*Problem to work on*.
Provide an exact transcription of all the records.

*Records provided*.
:::

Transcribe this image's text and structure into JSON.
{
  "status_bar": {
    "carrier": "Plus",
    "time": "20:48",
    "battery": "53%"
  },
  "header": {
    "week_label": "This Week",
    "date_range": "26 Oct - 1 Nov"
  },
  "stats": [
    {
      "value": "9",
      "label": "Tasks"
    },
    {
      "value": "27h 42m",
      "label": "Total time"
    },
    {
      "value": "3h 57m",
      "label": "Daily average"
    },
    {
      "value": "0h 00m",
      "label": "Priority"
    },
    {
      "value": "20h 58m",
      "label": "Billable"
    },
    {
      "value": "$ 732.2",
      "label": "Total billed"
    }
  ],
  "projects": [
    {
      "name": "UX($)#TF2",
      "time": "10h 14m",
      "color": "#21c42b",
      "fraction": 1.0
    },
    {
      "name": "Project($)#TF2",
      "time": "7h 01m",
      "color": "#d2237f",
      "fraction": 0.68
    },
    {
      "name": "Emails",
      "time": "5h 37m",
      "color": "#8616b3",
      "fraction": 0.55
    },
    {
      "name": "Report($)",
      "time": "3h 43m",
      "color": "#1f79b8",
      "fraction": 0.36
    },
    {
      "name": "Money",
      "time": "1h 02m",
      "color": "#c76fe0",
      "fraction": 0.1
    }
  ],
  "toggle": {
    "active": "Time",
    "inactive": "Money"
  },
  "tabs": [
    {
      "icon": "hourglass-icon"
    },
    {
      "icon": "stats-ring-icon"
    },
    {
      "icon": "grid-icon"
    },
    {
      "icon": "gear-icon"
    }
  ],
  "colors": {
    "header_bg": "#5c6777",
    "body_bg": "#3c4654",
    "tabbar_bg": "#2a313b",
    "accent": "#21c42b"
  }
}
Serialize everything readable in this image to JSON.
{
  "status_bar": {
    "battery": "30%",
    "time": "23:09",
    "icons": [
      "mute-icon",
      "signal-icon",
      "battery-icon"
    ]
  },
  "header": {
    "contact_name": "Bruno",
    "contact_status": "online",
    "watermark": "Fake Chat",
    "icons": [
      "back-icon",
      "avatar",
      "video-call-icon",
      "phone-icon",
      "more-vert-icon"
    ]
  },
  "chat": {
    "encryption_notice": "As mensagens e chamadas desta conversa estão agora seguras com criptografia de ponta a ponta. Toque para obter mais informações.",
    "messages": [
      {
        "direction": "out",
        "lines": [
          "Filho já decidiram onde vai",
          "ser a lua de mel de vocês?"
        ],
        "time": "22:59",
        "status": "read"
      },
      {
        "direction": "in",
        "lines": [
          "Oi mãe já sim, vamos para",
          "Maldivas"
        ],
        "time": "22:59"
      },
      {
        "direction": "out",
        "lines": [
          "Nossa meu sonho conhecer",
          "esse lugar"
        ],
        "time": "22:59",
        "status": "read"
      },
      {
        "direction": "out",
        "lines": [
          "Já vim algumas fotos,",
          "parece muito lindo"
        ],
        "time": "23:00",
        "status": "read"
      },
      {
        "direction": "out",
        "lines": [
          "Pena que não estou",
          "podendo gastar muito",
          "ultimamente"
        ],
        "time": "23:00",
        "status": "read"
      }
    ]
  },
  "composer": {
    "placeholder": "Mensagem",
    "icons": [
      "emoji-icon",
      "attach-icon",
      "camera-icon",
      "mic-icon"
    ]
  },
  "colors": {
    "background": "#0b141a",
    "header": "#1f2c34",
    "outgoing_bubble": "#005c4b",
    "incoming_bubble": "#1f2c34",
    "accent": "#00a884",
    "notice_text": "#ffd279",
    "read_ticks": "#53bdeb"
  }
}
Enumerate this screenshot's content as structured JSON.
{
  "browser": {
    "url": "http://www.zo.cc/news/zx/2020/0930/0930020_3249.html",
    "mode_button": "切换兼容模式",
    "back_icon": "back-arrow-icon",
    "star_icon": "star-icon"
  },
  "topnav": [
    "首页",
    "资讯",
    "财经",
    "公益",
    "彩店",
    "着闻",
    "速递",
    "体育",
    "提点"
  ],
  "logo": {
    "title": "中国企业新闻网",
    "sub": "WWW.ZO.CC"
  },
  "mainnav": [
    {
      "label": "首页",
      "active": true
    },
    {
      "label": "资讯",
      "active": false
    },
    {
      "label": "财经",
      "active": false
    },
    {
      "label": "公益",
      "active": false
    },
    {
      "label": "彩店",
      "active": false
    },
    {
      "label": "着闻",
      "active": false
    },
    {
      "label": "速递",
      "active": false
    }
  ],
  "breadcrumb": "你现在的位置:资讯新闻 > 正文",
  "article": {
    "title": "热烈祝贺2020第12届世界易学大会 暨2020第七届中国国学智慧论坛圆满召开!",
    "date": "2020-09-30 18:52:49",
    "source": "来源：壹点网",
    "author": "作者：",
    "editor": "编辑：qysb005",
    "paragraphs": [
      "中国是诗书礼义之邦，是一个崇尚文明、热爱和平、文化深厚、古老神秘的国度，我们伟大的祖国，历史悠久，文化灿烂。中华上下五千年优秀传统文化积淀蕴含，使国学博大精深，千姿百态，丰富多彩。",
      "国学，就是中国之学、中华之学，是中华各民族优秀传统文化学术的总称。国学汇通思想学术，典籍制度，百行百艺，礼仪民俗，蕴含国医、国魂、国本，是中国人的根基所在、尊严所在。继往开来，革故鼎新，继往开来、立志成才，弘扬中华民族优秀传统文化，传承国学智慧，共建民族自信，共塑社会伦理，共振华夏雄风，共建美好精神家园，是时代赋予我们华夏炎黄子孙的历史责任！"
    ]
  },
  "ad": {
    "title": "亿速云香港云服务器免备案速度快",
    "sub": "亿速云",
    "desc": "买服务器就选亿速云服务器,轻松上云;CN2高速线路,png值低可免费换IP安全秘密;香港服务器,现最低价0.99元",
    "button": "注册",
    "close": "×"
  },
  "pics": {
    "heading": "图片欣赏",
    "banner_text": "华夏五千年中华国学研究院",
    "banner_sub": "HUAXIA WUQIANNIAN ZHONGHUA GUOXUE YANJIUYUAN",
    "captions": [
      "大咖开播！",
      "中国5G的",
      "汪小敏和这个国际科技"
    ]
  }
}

:::

*Solution*.
Transcribe this image's text and structure into JSON.
{
  "status_bar": {
    "carrier": "Plus",
    "time": "20:48",
    "battery": "53%"
  },
  "header": {
    "week_label": "This Week",
    "date_range": "26 Oct - 1 Nov"
  },
  "stats": [
    {
      "value": "9",
      "label": "Tasks"
    },
    {
      "value": "27h 42m",
      "label": "Total time"
    },
    {
      "value": "3h 57m",
      "label": "Daily average"
    },
    {
      "value": "0h 00m",
      "label": "Priority"
    },
    {
      "value": "20h 58m",
      "label": "Billable"
    },
    {
      "value": "$ 732.2",
      "label": "Total billed"
    }
  ],
  "projects": [
    {
      "name": "UX($)#TF2",
      "time": "10h 14m",
      "color": "#21c42b",
      "fraction": 1.0
    },
    {
      "name": "Project($)#TF2",
      "time": "7h 01m",
      "color": "#d2237f",
      "fraction": 0.68
    },
    {
      "name": "Emails",
      "time": "5h 37m",
      "color": "#8616b3",
      "fraction": 0.55
    },
    {
      "name": "Report($)",
      "time": "3h 43m",
      "color": "#1f79b8",
      "fraction": 0.36
    },
    {
      "name": "Money",
      "time": "1h 02m",
      "color": "#c76fe0",
      "fraction": 0.1
    }
  ],
  "toggle": {
    "active": "Time",
    "inactive": "Money"
  },
  "tabs": [
    {
      "icon": "hourglass-icon"
    },
    {
      "icon": "stats-ring-icon"
    },
    {
      "icon": "grid-icon"
    },
    {
      "icon": "gear-icon"
    }
  ],
  "colors": {
    "header_bg": "#5c6777",
    "body_bg": "#3c4654",
    "tabbar_bg": "#2a313b",
    "accent": "#21c42b"
  }
}
Serialize everything readable in this image to JSON.
{
  "status_bar": {
    "battery": "30%",
    "time": "23:09",
    "icons": [
      "mute-icon",
      "signal-icon",
      "battery-icon"
    ]
  },
  "header": {
    "contact_name": "Bruno",
    "contact_status": "online",
    "watermark": "Fake Chat",
    "icons": [
      "back-icon",
      "avatar",
      "video-call-icon",
      "phone-icon",
      "more-vert-icon"
    ]
  },
  "chat": {
    "encryption_notice": "As mensagens e chamadas desta conversa estão agora seguras com criptografia de ponta a ponta. Toque para obter mais informações.",
    "messages": [
      {
        "direction": "out",
        "lines": [
          "Filho já decidiram onde vai",
          "ser a lua de mel de vocês?"
        ],
        "time": "22:59",
        "status": "read"
      },
      {
        "direction": "in",
        "lines": [
          "Oi mãe já sim, vamos para",
          "Maldivas"
        ],
        "time": "22:59"
      },
      {
        "direction": "out",
        "lines": [
          "Nossa meu sonho conhecer",
          "esse lugar"
        ],
        "time": "22:59",
        "status": "read"
      },
      {
        "direction": "out",
        "lines": [
          "Já vim algumas fotos,",
          "parece muito lindo"
        ],
        "time": "23:00",
        "status": "read"
      },
      {
        "direction": "out",
        "lines": [
          "Pena que não estou",
          "podendo gastar muito",
          "ultimamente"
        ],
        "time": "23:00",
        "status": "read"
      }
    ]
  },
  "composer": {
    "placeholder": "Mensagem",
    "icons": [
      "emoji-icon",
      "attach-icon",
      "camera-icon",
      "mic-icon"
    ]
  },
  "colors": {
    "background": "#0b141a",
    "header": "#1f2c34",
    "outgoing_bubble": "#005c4b",
    "incoming_bubble": "#1f2c34",
    "accent": "#00a884",
    "notice_text": "#ffd279",
    "read_ticks": "#53bdeb"
  }
}
Enumerate this screenshot's content as structured JSON.
{
  "browser": {
    "url": "http://www.zo.cc/news/zx/2020/0930/0930020_3249.html",
    "mode_button": "切换兼容模式",
    "back_icon": "back-arrow-icon",
    "star_icon": "star-icon"
  },
  "topnav": [
    "首页",
    "资讯",
    "财经",
    "公益",
    "彩店",
    "着闻",
    "速递",
    "体育",
    "提点"
  ],
  "logo": {
    "title": "中国企业新闻网",
    "sub": "WWW.ZO.CC"
  },
  "mainnav": [
    {
      "label": "首页",
      "active": true
    },
    {
      "label": "资讯",
      "active": false
    },
    {
      "label": "财经",
      "active": false
    },
    {
      "label": "公益",
      "active": false
    },
    {
      "label": "彩店",
      "active": false
    },
    {
      "label": "着闻",
      "active": false
    },
    {
      "label": "速递",
      "active": false
    }
  ],
  "breadcrumb": "你现在的位置:资讯新闻 > 正文",
  "article": {
    "title": "热烈祝贺2020第12届世界易学大会 暨2020第七届中国国学智慧论坛圆满召开!",
    "date": "2020-09-30 18:52:49",
    "source": "来源：壹点网",
    "author": "作者：",
    "editor": "编辑：qysb005",
    "paragraphs": [
      "中国是诗书礼义之邦，是一个崇尚文明、热爱和平、文化深厚、古老神秘的国度，我们伟大的祖国，历史悠久，文化灿烂。中华上下五千年优秀传统文化积淀蕴含，使国学博大精深，千姿百态，丰富多彩。",
      "国学，就是中国之学、中华之学，是中华各民族优秀传统文化学术的总称。国学汇通思想学术，典籍制度，百行百艺，礼仪民俗，蕴含国医、国魂、国本，是中国人的根基所在、尊严所在。继往开来，革故鼎新，继往开来、立志成才，弘扬中华民族优秀传统文化，传承国学智慧，共建民族自信，共塑社会伦理，共振华夏雄风，共建美好精神家园，是时代赋予我们华夏炎黄子孙的历史责任！"
    ]
  },
  "ad": {
    "title": "亿速云香港云服务器免备案速度快",
    "sub": "亿速云",
    "desc": "买服务器就选亿速云服务器,轻松上云;CN2高速线路,png值低可免费换IP安全秘密;香港服务器,现最低价0.99元",
    "button": "注册",
    "close": "×"
  },
  "pics": {
    "heading": "图片欣赏",
    "banner_text": "华夏五千年中华国学研究院",
    "banner_sub": "HUAXIA WUQIANNIAN ZHONGHUA GUOXUE YANJIUYUAN",
    "captions": [
      "大咖开播！",
      "中国5G的",
      "汪小敏和这个国际科技"
    ]
  }
}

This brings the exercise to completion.